:: EXERCISE DESCRIPTION ::
Lines that hold the word "JSON" should be located and copied.

Data entries:

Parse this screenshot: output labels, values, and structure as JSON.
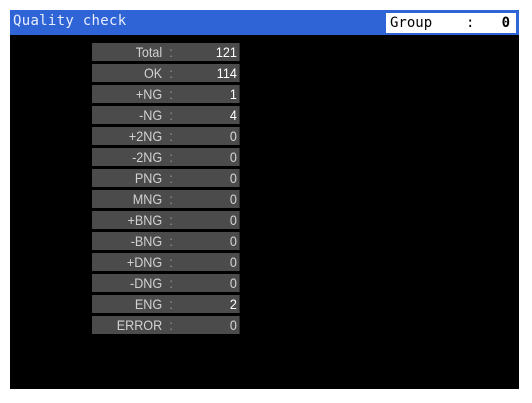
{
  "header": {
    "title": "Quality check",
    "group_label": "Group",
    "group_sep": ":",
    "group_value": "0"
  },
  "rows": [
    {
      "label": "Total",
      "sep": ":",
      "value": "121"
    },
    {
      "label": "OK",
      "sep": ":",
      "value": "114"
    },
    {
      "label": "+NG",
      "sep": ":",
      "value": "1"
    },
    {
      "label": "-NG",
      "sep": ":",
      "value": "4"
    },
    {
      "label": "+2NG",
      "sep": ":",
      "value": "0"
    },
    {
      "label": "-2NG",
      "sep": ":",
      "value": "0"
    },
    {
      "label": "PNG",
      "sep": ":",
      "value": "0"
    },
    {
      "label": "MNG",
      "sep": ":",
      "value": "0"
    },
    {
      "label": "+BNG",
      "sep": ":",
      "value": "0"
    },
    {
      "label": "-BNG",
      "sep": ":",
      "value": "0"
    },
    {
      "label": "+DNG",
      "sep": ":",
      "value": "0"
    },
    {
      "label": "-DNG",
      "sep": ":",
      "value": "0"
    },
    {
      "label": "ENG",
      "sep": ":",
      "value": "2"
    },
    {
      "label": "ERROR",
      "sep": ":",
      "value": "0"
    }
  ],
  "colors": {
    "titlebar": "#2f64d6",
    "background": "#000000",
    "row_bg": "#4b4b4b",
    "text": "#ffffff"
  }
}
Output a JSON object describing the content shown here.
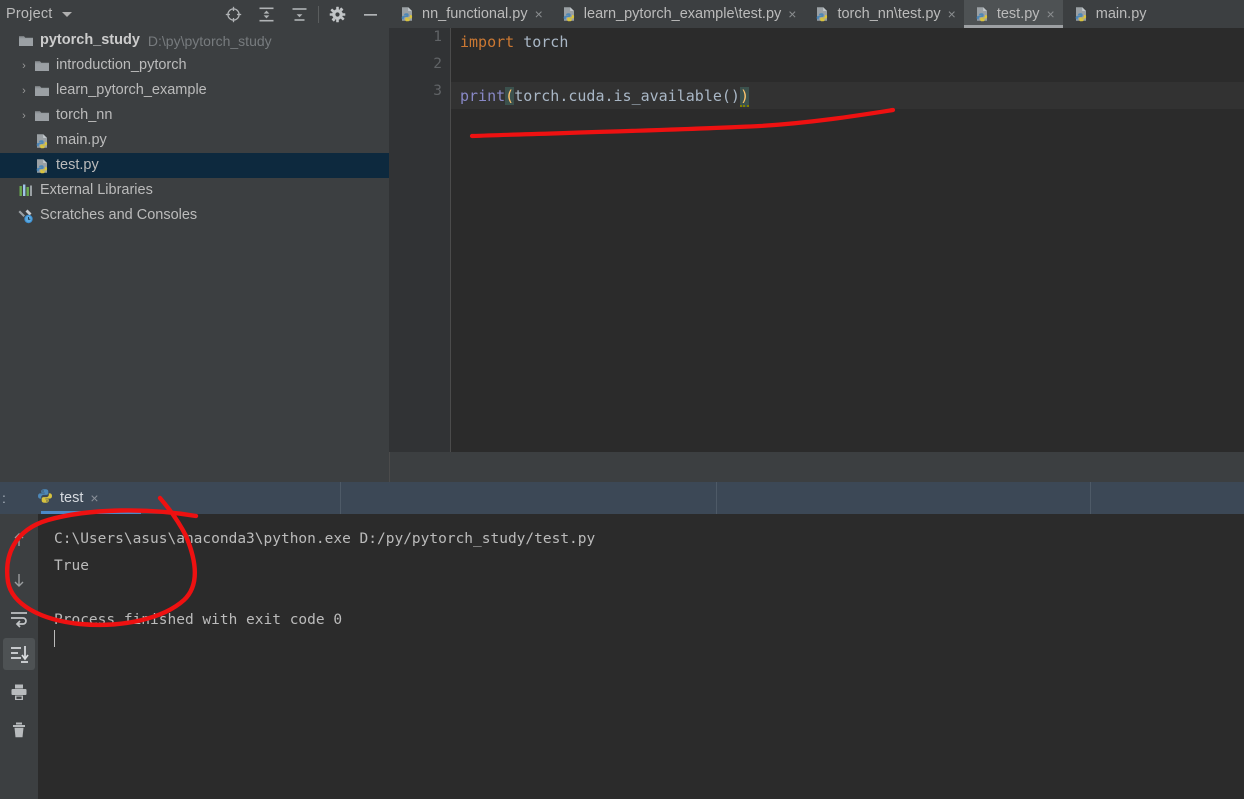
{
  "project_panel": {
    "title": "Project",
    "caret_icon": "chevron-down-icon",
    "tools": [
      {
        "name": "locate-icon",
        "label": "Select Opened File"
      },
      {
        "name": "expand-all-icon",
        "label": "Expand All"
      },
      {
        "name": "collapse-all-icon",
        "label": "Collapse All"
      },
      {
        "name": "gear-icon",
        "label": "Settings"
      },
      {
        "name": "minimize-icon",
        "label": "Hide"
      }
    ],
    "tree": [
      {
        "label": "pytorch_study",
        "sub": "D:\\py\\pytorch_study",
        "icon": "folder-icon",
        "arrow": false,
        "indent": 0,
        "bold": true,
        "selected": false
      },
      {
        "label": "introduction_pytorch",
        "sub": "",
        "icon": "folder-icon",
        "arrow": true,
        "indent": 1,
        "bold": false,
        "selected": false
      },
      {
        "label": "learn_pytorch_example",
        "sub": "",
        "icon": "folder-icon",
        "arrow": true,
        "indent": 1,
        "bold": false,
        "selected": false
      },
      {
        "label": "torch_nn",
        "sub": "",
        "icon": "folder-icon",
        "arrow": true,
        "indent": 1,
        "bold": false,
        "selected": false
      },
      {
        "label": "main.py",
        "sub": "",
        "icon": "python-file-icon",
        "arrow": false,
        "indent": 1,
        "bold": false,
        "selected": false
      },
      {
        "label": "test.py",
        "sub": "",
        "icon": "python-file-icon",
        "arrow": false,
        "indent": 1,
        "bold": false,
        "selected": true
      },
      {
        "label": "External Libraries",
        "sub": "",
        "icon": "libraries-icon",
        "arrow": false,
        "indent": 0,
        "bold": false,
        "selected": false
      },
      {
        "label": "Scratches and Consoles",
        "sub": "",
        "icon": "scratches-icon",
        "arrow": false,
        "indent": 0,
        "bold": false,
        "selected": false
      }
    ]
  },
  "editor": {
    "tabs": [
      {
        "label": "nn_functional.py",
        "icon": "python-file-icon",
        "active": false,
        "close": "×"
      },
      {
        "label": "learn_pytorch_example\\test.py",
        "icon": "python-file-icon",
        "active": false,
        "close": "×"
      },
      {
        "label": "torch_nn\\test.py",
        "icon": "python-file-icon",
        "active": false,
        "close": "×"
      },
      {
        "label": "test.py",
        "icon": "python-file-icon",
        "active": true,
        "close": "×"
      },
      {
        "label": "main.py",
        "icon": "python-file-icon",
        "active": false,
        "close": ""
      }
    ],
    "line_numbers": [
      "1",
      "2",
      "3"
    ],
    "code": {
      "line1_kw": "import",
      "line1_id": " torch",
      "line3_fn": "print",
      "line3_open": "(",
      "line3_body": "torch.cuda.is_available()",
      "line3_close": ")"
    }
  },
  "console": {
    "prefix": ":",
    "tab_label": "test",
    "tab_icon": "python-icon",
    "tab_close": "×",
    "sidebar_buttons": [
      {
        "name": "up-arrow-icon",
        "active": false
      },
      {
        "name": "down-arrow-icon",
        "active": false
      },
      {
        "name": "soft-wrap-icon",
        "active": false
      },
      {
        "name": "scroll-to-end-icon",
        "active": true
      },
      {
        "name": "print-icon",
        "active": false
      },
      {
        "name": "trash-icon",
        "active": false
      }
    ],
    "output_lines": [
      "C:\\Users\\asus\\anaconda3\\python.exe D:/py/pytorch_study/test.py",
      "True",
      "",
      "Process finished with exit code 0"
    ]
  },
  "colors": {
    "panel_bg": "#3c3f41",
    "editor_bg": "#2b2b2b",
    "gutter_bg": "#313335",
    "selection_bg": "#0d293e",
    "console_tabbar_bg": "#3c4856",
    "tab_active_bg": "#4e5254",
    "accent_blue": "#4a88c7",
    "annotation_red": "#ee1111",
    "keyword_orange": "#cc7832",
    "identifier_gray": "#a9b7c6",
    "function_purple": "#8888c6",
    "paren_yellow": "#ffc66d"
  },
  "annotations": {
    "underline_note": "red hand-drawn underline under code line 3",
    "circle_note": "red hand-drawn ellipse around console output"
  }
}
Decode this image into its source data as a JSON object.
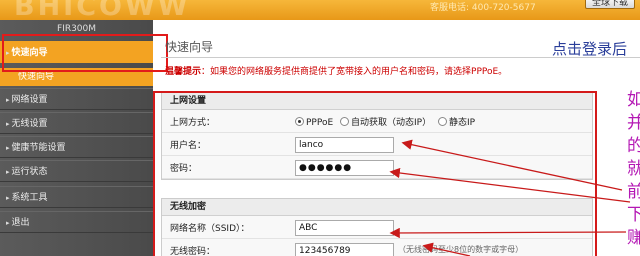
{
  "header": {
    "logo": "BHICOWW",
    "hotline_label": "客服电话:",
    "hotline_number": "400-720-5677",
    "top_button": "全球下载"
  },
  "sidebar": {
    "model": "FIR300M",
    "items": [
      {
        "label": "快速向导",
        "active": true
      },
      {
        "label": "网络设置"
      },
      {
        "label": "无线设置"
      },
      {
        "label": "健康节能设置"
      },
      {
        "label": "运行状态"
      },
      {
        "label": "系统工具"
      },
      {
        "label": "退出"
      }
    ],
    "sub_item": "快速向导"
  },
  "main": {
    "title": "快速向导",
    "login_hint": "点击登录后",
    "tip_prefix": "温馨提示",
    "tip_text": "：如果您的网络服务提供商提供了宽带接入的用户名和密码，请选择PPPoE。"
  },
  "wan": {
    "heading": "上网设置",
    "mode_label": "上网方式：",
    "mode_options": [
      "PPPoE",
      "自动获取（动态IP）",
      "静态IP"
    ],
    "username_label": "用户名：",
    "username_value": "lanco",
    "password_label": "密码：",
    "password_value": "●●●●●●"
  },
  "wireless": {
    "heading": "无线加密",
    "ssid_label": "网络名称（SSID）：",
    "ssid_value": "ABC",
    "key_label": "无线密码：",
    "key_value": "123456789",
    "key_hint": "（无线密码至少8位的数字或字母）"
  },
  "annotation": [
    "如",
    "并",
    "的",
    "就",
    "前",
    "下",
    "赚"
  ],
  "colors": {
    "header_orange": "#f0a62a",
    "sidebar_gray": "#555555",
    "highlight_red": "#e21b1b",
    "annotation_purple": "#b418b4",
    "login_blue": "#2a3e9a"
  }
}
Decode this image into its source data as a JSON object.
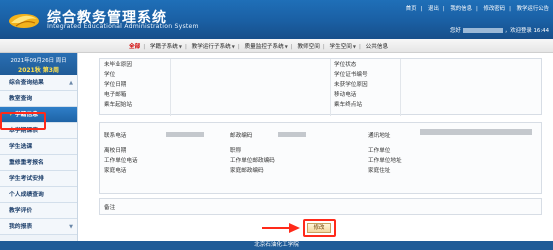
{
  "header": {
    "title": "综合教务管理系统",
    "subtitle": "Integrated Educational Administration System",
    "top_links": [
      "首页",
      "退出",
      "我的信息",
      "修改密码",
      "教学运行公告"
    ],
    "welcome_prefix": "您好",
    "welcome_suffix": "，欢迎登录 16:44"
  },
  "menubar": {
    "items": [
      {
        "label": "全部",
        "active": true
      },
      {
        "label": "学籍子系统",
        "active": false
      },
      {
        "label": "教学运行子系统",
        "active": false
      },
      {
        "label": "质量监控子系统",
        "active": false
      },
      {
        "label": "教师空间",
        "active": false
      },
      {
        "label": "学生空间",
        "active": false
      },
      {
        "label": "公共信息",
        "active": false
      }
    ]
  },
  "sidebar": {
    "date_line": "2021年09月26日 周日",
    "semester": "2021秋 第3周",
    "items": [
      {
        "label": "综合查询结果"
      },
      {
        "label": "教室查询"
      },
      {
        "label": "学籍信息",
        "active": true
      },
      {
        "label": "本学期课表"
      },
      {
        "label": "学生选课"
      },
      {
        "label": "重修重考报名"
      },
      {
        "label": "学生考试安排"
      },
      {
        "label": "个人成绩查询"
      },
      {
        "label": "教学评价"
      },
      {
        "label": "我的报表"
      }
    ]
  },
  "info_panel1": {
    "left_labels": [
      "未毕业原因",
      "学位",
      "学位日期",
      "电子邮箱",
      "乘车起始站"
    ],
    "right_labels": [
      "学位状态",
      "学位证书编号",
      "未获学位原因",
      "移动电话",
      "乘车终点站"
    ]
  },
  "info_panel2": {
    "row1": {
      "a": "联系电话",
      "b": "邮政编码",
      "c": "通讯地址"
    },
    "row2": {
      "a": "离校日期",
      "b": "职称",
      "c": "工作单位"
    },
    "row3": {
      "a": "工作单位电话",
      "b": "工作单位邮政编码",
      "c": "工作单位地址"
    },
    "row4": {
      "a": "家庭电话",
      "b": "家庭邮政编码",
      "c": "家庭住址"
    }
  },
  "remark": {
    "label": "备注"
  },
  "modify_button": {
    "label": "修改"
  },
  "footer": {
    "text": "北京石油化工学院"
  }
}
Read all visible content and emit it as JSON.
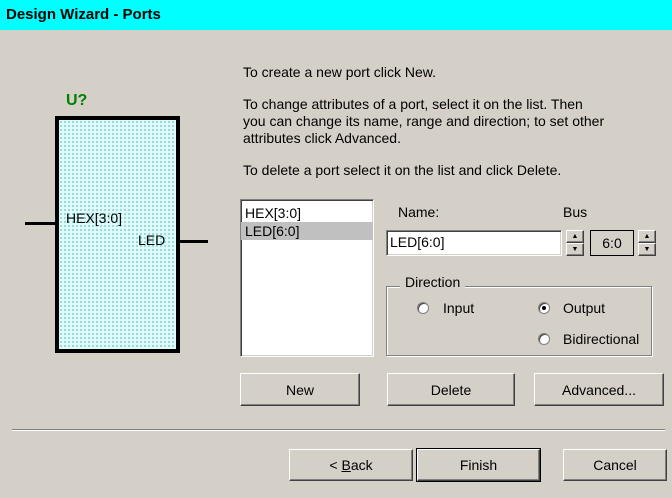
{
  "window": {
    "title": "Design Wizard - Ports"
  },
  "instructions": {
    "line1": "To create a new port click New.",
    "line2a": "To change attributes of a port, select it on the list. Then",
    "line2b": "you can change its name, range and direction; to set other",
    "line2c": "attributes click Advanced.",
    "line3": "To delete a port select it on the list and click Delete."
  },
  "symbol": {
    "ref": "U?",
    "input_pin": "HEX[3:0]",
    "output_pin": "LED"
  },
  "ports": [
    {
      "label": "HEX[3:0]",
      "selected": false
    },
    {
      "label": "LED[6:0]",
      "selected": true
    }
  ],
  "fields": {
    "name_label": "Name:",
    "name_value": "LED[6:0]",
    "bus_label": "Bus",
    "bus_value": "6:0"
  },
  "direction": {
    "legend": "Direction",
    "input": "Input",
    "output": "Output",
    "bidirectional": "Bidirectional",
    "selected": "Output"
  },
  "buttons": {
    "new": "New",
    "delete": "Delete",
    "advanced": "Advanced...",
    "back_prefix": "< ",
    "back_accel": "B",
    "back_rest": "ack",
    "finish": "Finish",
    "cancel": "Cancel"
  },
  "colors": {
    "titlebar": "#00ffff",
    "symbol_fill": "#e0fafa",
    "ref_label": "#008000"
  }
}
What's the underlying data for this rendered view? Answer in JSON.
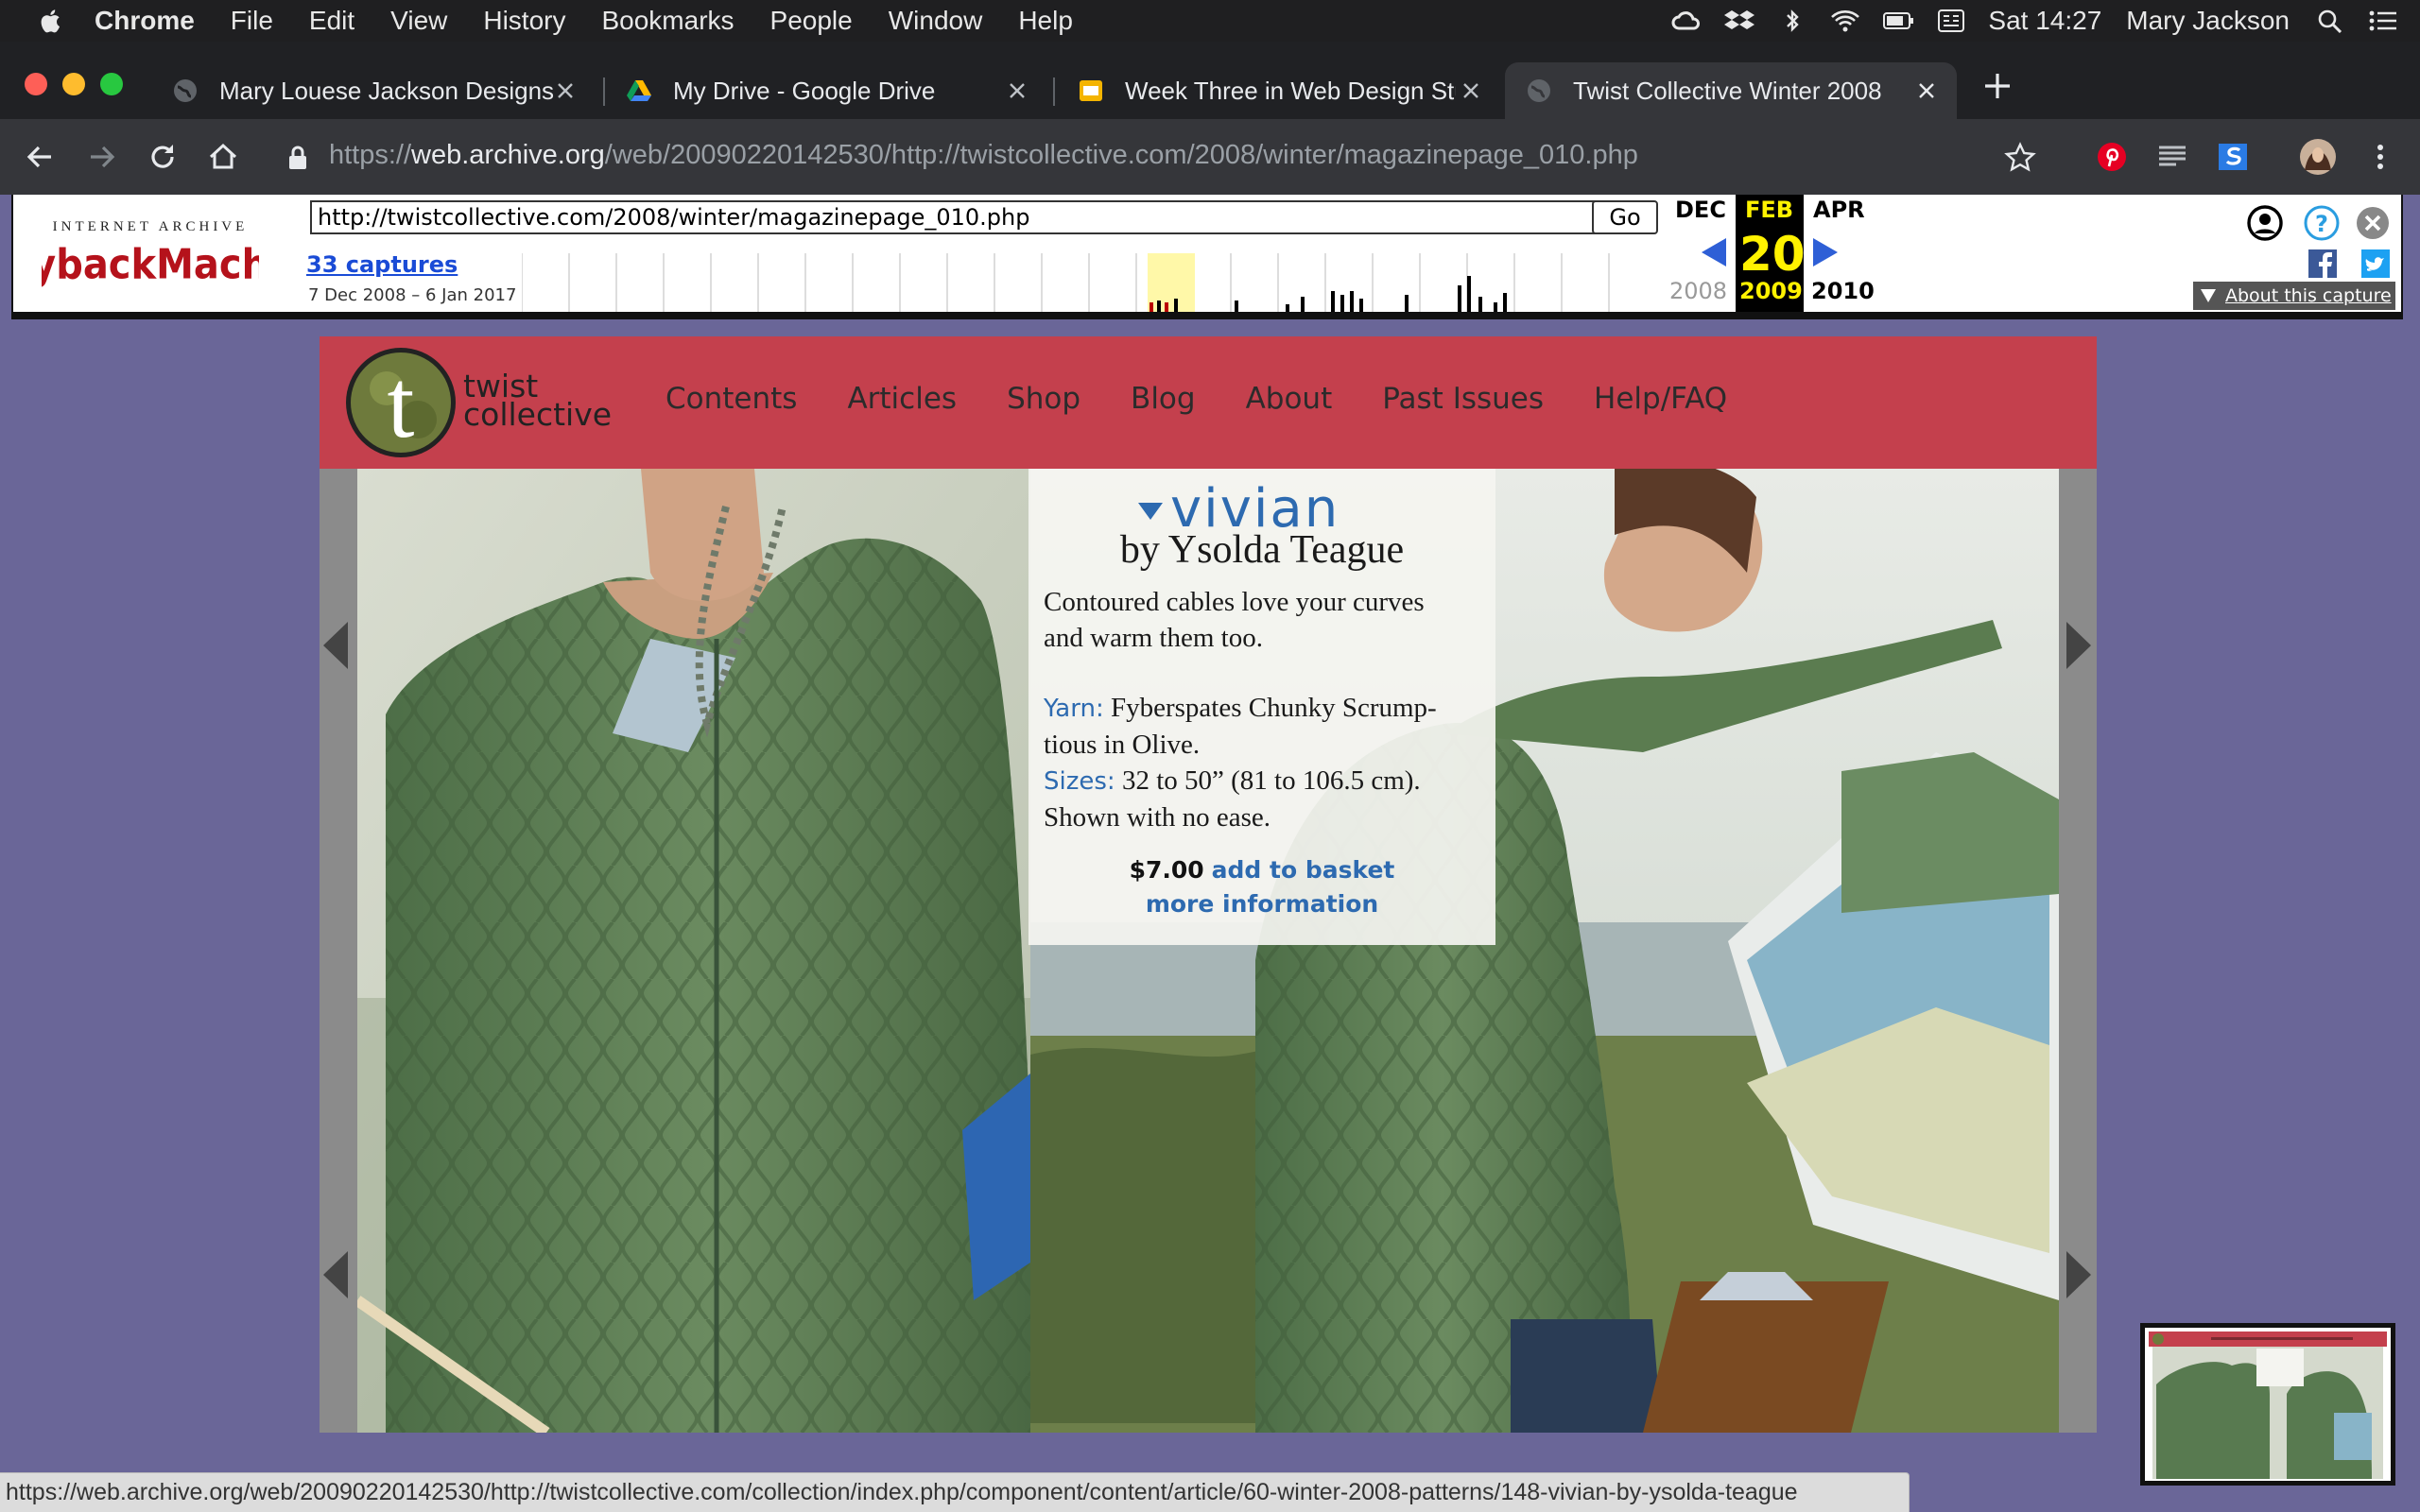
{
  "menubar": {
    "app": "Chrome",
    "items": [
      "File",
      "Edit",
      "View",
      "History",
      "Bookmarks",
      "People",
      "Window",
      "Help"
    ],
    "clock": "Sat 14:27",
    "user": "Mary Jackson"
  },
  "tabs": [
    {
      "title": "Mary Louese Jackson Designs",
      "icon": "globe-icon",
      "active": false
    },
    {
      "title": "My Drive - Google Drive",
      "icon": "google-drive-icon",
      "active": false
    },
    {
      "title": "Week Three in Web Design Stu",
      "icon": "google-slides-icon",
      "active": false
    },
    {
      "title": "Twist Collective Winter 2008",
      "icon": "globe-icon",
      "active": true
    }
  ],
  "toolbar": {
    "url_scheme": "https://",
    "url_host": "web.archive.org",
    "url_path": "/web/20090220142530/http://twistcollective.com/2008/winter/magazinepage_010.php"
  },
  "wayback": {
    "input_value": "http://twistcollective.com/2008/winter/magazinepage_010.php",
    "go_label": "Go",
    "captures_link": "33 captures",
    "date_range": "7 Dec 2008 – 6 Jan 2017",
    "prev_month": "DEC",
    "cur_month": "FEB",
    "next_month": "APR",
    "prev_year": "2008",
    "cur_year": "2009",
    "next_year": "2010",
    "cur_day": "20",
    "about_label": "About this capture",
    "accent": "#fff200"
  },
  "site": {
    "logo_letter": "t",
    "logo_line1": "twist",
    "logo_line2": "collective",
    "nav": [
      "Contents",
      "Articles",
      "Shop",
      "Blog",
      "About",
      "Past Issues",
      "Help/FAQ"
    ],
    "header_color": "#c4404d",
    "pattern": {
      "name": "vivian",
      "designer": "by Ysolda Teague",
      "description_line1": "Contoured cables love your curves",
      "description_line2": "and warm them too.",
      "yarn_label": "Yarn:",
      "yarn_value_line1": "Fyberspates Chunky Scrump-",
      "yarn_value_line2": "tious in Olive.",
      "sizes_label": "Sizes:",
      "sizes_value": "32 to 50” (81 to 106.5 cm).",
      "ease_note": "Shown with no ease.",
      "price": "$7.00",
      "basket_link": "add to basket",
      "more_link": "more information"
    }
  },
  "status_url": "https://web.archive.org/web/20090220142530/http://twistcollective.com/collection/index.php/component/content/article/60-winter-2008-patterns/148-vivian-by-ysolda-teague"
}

:: COMPLETED TASK ::
Parse this screenshot: output labels, values, and structure as JSON.
Output a JSON object describing the content shown here.
Decode this image into its source data as a JSON object.
Decode this image into its source data as a JSON object.
Read all visible content and emit it as JSON.
What's the underlying data for this rendered view? Answer in JSON.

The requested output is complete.